** Start Data for this task **

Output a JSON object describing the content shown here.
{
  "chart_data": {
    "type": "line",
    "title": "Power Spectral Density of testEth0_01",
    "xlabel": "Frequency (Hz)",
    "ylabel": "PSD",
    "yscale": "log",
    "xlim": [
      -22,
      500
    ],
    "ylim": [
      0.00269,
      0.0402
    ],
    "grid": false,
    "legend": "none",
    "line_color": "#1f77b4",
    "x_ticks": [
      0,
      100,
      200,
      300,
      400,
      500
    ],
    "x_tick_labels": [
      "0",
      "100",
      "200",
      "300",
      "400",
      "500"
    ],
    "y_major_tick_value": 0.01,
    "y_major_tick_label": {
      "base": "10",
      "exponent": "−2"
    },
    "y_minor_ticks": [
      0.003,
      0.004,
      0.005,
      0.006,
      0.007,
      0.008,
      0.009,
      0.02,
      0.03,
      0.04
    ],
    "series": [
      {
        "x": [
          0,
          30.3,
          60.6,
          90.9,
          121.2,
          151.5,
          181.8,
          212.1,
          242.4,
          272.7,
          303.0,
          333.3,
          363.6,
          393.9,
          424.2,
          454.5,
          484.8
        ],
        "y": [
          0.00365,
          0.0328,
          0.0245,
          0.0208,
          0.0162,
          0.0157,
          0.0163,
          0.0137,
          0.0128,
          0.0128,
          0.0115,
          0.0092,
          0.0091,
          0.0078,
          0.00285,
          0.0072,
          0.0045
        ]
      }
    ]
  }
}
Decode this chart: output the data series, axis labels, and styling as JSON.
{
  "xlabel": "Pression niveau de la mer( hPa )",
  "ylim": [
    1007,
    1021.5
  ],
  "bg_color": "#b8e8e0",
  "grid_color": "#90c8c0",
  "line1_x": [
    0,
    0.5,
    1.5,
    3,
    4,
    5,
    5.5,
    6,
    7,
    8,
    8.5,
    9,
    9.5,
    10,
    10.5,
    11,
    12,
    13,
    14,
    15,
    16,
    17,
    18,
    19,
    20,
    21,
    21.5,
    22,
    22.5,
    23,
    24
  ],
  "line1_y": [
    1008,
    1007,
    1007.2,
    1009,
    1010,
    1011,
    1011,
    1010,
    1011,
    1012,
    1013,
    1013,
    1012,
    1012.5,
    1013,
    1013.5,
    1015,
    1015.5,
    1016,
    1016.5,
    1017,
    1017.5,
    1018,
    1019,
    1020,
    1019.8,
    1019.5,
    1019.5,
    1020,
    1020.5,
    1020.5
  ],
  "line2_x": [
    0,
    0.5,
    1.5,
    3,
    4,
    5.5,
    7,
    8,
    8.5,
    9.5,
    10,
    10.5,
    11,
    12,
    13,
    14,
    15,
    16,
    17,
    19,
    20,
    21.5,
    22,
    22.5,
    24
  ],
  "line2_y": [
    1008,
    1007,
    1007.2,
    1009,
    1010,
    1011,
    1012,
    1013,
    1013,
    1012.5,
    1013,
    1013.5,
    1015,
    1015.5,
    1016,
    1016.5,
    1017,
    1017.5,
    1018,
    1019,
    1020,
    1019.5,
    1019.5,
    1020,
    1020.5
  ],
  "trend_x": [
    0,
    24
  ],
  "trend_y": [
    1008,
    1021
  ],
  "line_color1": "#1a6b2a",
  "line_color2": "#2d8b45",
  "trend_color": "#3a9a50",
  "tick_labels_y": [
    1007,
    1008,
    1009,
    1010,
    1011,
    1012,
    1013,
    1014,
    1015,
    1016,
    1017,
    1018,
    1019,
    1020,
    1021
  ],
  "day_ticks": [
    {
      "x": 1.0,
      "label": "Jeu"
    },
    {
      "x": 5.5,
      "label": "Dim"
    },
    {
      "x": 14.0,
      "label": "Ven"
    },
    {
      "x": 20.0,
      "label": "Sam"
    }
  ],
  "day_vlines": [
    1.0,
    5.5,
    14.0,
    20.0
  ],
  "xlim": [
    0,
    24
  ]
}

** End Data for this task **
** Start Data for this task **

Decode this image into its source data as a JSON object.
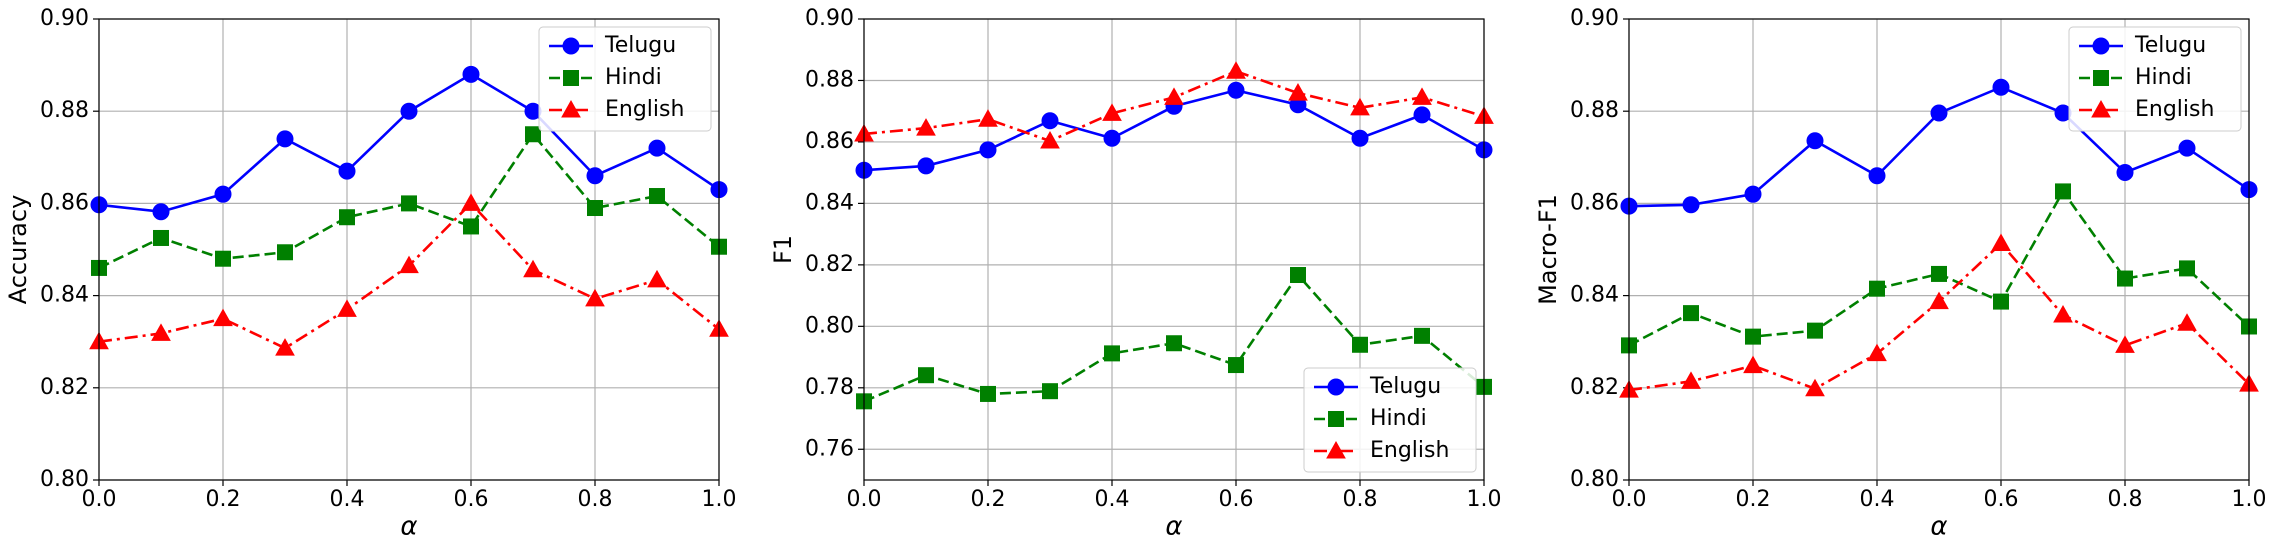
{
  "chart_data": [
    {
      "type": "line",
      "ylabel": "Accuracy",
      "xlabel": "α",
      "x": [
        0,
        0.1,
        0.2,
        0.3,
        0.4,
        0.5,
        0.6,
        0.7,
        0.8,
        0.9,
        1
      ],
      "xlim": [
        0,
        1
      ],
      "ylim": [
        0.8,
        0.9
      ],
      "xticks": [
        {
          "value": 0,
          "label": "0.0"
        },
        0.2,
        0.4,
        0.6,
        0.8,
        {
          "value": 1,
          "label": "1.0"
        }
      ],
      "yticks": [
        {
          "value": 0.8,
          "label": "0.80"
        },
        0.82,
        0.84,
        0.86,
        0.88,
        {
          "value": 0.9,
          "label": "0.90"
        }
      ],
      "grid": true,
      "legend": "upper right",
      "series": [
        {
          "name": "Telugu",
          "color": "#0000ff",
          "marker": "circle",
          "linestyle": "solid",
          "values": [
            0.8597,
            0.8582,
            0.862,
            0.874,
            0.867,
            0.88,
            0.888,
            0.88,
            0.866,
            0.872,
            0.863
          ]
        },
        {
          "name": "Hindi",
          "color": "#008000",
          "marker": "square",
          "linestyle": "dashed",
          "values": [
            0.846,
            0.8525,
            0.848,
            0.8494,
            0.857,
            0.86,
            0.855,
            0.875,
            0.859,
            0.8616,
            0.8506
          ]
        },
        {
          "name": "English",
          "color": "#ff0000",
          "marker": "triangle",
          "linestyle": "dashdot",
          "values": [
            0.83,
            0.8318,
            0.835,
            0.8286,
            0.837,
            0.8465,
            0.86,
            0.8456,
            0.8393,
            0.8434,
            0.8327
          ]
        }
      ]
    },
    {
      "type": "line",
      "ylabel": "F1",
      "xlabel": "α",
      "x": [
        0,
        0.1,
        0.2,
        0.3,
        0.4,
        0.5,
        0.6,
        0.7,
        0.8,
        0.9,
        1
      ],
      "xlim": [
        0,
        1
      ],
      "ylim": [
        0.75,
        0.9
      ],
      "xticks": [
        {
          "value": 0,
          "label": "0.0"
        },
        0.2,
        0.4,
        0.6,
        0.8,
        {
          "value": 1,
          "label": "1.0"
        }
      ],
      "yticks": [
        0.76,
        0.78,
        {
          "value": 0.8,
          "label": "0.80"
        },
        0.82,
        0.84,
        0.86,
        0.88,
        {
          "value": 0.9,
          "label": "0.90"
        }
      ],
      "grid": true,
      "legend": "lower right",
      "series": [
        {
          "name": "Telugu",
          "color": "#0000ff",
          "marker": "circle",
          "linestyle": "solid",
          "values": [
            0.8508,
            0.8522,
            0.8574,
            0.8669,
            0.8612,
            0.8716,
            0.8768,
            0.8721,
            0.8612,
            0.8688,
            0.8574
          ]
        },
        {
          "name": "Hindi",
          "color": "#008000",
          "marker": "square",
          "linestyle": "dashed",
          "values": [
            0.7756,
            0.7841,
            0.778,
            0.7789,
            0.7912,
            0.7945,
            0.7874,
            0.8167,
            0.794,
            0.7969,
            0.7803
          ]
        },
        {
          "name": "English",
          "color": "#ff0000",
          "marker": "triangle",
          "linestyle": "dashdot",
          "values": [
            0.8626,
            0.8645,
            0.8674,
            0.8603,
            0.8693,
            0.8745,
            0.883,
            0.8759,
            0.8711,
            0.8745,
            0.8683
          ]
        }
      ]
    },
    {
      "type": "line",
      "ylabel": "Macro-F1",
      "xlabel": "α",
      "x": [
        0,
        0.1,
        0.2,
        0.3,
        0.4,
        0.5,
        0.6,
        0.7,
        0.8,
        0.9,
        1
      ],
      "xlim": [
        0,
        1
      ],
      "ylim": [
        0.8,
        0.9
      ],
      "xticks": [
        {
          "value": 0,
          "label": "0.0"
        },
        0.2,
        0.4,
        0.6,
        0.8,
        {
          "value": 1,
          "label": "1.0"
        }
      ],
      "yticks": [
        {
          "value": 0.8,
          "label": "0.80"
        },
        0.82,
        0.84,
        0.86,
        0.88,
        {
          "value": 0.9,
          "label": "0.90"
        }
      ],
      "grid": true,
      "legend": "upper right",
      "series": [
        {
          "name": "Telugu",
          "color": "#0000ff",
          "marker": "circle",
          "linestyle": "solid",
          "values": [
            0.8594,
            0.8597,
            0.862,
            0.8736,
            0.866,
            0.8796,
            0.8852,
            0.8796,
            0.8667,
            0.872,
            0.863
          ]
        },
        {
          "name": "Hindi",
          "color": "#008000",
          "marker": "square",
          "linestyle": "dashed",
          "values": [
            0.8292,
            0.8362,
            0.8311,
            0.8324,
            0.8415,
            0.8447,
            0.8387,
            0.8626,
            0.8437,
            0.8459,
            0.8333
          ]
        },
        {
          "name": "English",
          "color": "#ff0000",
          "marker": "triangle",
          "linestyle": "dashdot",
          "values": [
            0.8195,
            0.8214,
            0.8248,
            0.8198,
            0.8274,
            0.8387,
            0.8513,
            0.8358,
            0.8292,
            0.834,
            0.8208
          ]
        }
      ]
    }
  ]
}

** End Data for this task **
** Start Data for this task **

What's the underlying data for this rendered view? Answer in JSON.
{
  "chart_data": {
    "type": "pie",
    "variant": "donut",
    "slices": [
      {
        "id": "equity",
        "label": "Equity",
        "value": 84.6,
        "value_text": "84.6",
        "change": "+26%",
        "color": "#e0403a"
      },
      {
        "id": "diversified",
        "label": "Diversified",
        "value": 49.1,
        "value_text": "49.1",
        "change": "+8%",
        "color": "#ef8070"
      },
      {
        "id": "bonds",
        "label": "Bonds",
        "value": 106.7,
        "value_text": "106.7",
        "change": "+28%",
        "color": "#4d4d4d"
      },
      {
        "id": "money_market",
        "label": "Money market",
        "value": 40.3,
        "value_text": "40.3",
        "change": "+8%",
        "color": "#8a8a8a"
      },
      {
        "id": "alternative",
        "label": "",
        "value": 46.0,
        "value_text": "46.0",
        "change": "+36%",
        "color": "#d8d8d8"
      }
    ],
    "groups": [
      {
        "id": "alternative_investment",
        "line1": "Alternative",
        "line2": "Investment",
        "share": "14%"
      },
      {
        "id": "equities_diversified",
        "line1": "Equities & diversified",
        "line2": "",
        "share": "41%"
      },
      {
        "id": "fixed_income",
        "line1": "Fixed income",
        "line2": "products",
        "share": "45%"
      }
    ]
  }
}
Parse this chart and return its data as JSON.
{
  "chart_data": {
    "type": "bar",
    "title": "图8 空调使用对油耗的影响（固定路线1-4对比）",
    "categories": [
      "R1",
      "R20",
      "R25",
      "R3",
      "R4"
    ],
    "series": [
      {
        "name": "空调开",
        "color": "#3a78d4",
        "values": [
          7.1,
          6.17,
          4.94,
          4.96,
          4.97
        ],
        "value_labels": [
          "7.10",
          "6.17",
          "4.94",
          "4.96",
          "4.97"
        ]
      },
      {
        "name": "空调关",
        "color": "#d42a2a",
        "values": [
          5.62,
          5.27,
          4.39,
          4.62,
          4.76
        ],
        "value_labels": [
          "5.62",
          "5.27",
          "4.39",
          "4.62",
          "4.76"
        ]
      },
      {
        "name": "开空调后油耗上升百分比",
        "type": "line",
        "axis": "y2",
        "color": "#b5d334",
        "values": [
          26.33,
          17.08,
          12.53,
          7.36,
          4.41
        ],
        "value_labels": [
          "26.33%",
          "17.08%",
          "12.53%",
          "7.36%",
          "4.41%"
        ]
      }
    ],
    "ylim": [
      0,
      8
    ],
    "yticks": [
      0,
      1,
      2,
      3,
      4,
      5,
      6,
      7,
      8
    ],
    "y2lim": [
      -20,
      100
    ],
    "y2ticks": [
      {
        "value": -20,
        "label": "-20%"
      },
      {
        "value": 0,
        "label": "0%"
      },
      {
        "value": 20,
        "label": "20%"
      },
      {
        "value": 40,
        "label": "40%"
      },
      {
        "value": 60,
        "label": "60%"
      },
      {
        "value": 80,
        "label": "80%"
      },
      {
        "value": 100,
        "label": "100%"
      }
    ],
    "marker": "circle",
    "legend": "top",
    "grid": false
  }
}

** End Data for this task **

## What is required
Search the entries for the word "title" and copy every line that has it.

## Exercise result
    "title": "Power Spectral Density of testEth0_01",
    "title": "图8 空调使用对油耗的影响（固定路线1-4对比）",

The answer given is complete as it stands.